**The request:**
Each entry below must be repeated word for word.
──────────────────────────────
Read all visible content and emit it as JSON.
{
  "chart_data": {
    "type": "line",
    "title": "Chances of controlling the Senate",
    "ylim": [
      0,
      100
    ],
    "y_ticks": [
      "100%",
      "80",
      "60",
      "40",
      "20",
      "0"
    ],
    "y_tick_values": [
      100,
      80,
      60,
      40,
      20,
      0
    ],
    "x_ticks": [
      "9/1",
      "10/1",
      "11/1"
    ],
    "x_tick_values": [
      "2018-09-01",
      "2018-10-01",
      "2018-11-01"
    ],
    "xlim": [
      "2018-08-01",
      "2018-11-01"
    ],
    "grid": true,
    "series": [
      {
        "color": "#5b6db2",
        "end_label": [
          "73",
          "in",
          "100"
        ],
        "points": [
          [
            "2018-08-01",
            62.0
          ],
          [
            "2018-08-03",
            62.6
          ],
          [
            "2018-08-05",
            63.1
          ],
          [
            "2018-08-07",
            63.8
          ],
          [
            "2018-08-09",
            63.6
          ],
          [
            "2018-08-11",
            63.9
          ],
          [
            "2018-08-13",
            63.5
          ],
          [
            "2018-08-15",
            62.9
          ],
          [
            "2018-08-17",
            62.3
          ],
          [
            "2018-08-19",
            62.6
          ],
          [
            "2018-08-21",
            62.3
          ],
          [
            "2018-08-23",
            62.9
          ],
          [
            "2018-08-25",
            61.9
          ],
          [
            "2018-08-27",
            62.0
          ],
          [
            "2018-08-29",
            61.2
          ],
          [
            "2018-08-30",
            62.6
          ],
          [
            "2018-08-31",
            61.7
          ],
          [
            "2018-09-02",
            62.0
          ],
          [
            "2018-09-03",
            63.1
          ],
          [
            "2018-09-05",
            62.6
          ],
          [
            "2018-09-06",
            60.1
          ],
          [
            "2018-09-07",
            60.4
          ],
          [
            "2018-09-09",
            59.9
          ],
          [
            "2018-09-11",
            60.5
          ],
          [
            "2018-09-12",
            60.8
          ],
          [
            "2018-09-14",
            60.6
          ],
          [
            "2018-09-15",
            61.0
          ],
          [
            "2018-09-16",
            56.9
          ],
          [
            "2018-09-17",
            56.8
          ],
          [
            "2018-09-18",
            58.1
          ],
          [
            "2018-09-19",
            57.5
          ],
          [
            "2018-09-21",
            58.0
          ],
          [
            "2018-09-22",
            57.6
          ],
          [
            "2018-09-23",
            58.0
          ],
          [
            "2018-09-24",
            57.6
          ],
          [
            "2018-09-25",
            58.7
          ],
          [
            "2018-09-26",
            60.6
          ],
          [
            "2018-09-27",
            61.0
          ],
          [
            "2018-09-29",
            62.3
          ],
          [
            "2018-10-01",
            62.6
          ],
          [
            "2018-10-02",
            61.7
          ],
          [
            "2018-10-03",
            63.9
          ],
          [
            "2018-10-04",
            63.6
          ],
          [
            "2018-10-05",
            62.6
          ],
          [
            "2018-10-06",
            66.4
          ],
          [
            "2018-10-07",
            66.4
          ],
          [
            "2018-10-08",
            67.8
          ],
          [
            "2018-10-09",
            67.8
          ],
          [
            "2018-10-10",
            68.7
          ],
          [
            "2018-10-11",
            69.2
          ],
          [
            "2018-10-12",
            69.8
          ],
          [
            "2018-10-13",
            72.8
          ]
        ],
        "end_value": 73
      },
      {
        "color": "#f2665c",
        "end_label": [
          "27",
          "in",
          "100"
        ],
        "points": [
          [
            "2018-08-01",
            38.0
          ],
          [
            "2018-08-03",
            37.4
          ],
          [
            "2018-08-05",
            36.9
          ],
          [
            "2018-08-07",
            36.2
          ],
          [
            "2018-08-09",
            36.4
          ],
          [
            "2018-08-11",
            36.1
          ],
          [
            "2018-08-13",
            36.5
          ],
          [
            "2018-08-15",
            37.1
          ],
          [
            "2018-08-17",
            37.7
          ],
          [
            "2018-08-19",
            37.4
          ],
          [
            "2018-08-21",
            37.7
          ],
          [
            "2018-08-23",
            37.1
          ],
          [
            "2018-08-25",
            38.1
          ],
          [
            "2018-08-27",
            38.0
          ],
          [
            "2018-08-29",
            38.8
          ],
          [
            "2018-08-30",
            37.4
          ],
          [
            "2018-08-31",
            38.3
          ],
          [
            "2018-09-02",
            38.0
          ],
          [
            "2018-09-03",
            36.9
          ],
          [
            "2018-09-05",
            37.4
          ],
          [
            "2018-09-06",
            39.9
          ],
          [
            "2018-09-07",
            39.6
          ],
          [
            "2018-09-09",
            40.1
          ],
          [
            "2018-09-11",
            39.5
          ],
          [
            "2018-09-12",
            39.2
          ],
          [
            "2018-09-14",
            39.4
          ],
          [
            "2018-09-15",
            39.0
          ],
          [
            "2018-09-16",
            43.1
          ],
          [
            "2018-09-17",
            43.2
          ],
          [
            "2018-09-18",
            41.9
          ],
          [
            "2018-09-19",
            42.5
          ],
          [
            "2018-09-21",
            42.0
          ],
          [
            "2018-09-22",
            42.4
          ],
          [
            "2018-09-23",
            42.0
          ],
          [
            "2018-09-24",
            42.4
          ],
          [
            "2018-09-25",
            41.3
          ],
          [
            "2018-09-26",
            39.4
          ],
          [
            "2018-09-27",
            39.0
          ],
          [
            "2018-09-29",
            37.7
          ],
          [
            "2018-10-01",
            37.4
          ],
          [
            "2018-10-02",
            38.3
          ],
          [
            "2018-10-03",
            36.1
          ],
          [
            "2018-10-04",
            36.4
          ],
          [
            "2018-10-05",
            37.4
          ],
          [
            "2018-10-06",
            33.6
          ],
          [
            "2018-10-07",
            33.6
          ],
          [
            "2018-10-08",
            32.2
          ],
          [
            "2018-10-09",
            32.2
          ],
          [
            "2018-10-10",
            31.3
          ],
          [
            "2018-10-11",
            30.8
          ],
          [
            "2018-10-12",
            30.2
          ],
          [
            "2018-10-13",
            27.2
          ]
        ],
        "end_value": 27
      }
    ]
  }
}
──────────────────────────────
**Finished exercise:**
Read all visible content and emit it as JSON.
{
  "chart_data": {
    "type": "line",
    "title": "Chances of controlling the Senate",
    "ylim": [
      0,
      100
    ],
    "y_ticks": [
      "100%",
      "80",
      "60",
      "40",
      "20",
      "0"
    ],
    "y_tick_values": [
      100,
      80,
      60,
      40,
      20,
      0
    ],
    "x_ticks": [
      "9/1",
      "10/1",
      "11/1"
    ],
    "x_tick_values": [
      "2018-09-01",
      "2018-10-01",
      "2018-11-01"
    ],
    "xlim": [
      "2018-08-01",
      "2018-11-01"
    ],
    "grid": true,
    "series": [
      {
        "color": "#5b6db2",
        "end_label": [
          "73",
          "in",
          "100"
        ],
        "points": [
          [
            "2018-08-01",
            62.0
          ],
          [
            "2018-08-03",
            62.6
          ],
          [
            "2018-08-05",
            63.1
          ],
          [
            "2018-08-07",
            63.8
          ],
          [
            "2018-08-09",
            63.6
          ],
          [
            "2018-08-11",
            63.9
          ],
          [
            "2018-08-13",
            63.5
          ],
          [
            "2018-08-15",
            62.9
          ],
          [
            "2018-08-17",
            62.3
          ],
          [
            "2018-08-19",
            62.6
          ],
          [
            "2018-08-21",
            62.3
          ],
          [
            "2018-08-23",
            62.9
          ],
          [
            "2018-08-25",
            61.9
          ],
          [
            "2018-08-27",
            62.0
          ],
          [
            "2018-08-29",
            61.2
          ],
          [
            "2018-08-30",
            62.6
          ],
          [
            "2018-08-31",
            61.7
          ],
          [
            "2018-09-02",
            62.0
          ],
          [
            "2018-09-03",
            63.1
          ],
          [
            "2018-09-05",
            62.6
          ],
          [
            "2018-09-06",
            60.1
          ],
          [
            "2018-09-07",
            60.4
          ],
          [
            "2018-09-09",
            59.9
          ],
          [
            "2018-09-11",
            60.5
          ],
          [
            "2018-09-12",
            60.8
          ],
          [
            "2018-09-14",
            60.6
          ],
          [
            "2018-09-15",
            61.0
          ],
          [
            "2018-09-16",
            56.9
          ],
          [
            "2018-09-17",
            56.8
          ],
          [
            "2018-09-18",
            58.1
          ],
          [
            "2018-09-19",
            57.5
          ],
          [
            "2018-09-21",
            58.0
          ],
          [
            "2018-09-22",
            57.6
          ],
          [
            "2018-09-23",
            58.0
          ],
          [
            "2018-09-24",
            57.6
          ],
          [
            "2018-09-25",
            58.7
          ],
          [
            "2018-09-26",
            60.6
          ],
          [
            "2018-09-27",
            61.0
          ],
          [
            "2018-09-29",
            62.3
          ],
          [
            "2018-10-01",
            62.6
          ],
          [
            "2018-10-02",
            61.7
          ],
          [
            "2018-10-03",
            63.9
          ],
          [
            "2018-10-04",
            63.6
          ],
          [
            "2018-10-05",
            62.6
          ],
          [
            "2018-10-06",
            66.4
          ],
          [
            "2018-10-07",
            66.4
          ],
          [
            "2018-10-08",
            67.8
          ],
          [
            "2018-10-09",
            67.8
          ],
          [
            "2018-10-10",
            68.7
          ],
          [
            "2018-10-11",
            69.2
          ],
          [
            "2018-10-12",
            69.8
          ],
          [
            "2018-10-13",
            72.8
          ]
        ],
        "end_value": 73
      },
      {
        "color": "#f2665c",
        "end_label": [
          "27",
          "in",
          "100"
        ],
        "points": [
          [
            "2018-08-01",
            38.0
          ],
          [
            "2018-08-03",
            37.4
          ],
          [
            "2018-08-05",
            36.9
          ],
          [
            "2018-08-07",
            36.2
          ],
          [
            "2018-08-09",
            36.4
          ],
          [
            "2018-08-11",
            36.1
          ],
          [
            "2018-08-13",
            36.5
          ],
          [
            "2018-08-15",
            37.1
          ],
          [
            "2018-08-17",
            37.7
          ],
          [
            "2018-08-19",
            37.4
          ],
          [
            "2018-08-21",
            37.7
          ],
          [
            "2018-08-23",
            37.1
          ],
          [
            "2018-08-25",
            38.1
          ],
          [
            "2018-08-27",
            38.0
          ],
          [
            "2018-08-29",
            38.8
          ],
          [
            "2018-08-30",
            37.4
          ],
          [
            "2018-08-31",
            38.3
          ],
          [
            "2018-09-02",
            38.0
          ],
          [
            "2018-09-03",
            36.9
          ],
          [
            "2018-09-05",
            37.4
          ],
          [
            "2018-09-06",
            39.9
          ],
          [
            "2018-09-07",
            39.6
          ],
          [
            "2018-09-09",
            40.1
          ],
          [
            "2018-09-11",
            39.5
          ],
          [
            "2018-09-12",
            39.2
          ],
          [
            "2018-09-14",
            39.4
          ],
          [
            "2018-09-15",
            39.0
          ],
          [
            "2018-09-16",
            43.1
          ],
          [
            "2018-09-17",
            43.2
          ],
          [
            "2018-09-18",
            41.9
          ],
          [
            "2018-09-19",
            42.5
          ],
          [
            "2018-09-21",
            42.0
          ],
          [
            "2018-09-22",
            42.4
          ],
          [
            "2018-09-23",
            42.0
          ],
          [
            "2018-09-24",
            42.4
          ],
          [
            "2018-09-25",
            41.3
          ],
          [
            "2018-09-26",
            39.4
          ],
          [
            "2018-09-27",
            39.0
          ],
          [
            "2018-09-29",
            37.7
          ],
          [
            "2018-10-01",
            37.4
          ],
          [
            "2018-10-02",
            38.3
          ],
          [
            "2018-10-03",
            36.1
          ],
          [
            "2018-10-04",
            36.4
          ],
          [
            "2018-10-05",
            37.4
          ],
          [
            "2018-10-06",
            33.6
          ],
          [
            "2018-10-07",
            33.6
          ],
          [
            "2018-10-08",
            32.2
          ],
          [
            "2018-10-09",
            32.2
          ],
          [
            "2018-10-10",
            31.3
          ],
          [
            "2018-10-11",
            30.8
          ],
          [
            "2018-10-12",
            30.2
          ],
          [
            "2018-10-13",
            27.2
          ]
        ],
        "end_value": 27
      }
    ]
  }
}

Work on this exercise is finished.